[Extracted data entries]
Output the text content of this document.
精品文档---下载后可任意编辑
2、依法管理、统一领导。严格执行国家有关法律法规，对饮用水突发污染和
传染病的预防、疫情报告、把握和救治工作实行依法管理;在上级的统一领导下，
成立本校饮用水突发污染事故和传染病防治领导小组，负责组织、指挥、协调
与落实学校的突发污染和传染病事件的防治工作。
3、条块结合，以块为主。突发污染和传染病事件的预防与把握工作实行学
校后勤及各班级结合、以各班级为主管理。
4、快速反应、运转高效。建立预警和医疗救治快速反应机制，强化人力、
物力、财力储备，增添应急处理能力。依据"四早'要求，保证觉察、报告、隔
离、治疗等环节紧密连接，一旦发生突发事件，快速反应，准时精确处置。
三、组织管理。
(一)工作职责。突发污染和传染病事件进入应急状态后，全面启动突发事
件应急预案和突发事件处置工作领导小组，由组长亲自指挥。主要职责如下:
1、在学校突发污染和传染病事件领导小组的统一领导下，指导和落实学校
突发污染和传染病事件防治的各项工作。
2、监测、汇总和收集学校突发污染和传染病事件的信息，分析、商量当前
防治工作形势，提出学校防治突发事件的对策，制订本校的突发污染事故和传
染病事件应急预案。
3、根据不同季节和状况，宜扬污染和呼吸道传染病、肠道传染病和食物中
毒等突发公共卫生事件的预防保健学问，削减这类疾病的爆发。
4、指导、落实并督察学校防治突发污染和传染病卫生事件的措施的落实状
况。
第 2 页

◆ BRIEF: Locate all lines in the listing above with the word "快速反应". Copy them.

◆ RESULT:
4、快速反应、运转高效。建立预警和医疗救治快速反应机制，强化人力、
离、治疗等环节紧密连接，一旦发生突发事件，快速反应，准时精确处置。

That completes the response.